— START —

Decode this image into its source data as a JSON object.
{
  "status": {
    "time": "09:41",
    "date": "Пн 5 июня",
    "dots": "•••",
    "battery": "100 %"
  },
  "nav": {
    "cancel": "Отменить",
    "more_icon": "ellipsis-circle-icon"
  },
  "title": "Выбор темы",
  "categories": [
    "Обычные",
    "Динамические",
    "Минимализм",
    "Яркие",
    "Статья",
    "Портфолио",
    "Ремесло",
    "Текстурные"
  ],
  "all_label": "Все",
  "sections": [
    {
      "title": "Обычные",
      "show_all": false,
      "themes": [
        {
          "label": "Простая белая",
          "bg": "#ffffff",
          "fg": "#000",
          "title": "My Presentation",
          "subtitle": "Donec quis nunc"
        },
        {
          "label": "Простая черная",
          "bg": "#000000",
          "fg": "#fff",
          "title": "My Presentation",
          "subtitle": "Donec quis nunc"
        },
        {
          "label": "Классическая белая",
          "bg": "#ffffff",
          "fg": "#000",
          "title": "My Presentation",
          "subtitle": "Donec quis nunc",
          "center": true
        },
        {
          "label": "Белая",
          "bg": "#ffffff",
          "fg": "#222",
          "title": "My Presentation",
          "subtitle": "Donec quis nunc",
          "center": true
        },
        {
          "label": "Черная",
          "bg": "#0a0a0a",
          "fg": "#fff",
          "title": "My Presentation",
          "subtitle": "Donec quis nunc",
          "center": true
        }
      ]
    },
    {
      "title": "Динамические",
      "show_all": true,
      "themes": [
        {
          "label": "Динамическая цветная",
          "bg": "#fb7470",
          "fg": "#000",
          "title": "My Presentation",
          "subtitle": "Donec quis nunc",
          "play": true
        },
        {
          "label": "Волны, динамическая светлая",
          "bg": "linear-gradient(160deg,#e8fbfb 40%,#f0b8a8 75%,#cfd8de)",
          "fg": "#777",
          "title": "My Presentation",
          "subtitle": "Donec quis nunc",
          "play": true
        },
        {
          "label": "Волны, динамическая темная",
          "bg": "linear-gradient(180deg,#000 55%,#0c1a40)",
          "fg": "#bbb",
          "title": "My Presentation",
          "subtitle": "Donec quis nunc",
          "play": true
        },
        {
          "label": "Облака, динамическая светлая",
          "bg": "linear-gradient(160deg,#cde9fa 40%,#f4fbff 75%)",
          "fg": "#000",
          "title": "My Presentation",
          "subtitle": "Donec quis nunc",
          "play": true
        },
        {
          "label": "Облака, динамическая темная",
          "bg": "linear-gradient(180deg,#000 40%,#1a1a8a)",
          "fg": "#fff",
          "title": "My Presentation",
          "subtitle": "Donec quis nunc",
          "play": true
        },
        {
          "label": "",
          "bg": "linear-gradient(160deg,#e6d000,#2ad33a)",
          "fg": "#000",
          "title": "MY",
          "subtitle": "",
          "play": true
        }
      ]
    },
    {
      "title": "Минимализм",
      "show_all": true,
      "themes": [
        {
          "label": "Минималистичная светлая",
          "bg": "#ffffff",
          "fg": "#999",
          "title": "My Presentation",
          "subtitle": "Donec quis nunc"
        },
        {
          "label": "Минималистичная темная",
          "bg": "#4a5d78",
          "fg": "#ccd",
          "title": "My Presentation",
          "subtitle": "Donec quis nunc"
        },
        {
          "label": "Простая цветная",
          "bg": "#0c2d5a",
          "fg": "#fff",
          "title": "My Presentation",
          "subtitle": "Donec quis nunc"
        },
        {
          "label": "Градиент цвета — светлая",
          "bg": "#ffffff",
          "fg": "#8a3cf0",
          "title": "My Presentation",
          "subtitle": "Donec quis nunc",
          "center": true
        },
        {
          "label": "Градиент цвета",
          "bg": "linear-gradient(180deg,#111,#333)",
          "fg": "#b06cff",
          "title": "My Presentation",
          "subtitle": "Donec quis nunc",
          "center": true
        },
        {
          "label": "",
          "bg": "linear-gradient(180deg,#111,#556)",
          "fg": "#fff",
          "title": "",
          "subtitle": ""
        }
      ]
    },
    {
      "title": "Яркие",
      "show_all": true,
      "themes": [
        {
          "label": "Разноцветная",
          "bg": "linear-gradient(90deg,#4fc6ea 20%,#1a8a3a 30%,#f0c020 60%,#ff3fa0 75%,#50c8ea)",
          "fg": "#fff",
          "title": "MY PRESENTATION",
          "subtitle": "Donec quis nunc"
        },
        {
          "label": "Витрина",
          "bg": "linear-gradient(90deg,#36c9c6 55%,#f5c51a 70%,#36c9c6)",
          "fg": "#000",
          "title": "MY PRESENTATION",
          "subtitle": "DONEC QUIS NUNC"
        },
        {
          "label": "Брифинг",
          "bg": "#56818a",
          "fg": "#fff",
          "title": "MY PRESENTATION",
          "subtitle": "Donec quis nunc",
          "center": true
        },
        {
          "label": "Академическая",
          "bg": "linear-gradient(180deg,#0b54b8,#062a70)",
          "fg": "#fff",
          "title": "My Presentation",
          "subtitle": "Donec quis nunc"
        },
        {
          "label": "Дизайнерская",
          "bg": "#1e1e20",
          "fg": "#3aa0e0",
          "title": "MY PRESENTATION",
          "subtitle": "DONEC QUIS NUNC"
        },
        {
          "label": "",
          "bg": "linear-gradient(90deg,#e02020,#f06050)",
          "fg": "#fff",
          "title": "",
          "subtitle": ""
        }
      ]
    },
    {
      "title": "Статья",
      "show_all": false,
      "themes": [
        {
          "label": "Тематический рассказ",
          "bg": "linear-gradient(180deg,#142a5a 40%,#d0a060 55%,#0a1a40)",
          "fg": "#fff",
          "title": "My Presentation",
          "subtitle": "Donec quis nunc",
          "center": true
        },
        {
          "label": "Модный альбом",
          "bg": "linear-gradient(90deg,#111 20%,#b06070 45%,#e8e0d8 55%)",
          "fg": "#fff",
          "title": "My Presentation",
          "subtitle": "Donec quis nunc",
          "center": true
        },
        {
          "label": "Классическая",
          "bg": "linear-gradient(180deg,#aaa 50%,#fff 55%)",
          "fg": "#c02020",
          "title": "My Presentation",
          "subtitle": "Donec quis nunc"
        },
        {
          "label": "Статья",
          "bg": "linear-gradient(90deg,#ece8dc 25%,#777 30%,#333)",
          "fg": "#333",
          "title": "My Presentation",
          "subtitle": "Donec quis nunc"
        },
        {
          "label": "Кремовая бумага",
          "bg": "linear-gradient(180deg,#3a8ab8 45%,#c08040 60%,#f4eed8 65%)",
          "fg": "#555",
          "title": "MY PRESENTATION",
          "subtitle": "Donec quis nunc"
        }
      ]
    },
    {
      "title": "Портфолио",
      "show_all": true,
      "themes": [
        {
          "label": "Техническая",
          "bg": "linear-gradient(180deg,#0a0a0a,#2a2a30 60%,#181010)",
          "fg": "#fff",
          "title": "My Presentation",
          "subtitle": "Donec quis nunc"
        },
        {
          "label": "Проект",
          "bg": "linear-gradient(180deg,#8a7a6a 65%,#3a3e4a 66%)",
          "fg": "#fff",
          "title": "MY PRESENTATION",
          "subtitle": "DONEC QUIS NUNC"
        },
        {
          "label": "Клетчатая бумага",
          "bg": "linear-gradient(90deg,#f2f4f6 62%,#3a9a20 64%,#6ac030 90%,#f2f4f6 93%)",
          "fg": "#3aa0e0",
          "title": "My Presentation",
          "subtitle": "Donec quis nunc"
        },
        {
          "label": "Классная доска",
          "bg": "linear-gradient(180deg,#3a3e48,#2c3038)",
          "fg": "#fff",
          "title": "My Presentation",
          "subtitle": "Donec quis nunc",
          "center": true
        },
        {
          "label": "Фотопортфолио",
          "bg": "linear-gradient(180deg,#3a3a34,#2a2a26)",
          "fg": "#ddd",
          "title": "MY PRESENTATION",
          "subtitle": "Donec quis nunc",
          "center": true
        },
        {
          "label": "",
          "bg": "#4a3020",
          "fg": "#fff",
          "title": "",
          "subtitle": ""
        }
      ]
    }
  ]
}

— END —

*SHORT EXERCISE:* Find the lines holding "Облака" and list every one.

*EXERCISE SOLUTION:*
          "label": "Облака, динамическая светлая",
          "label": "Облака, динамическая темная",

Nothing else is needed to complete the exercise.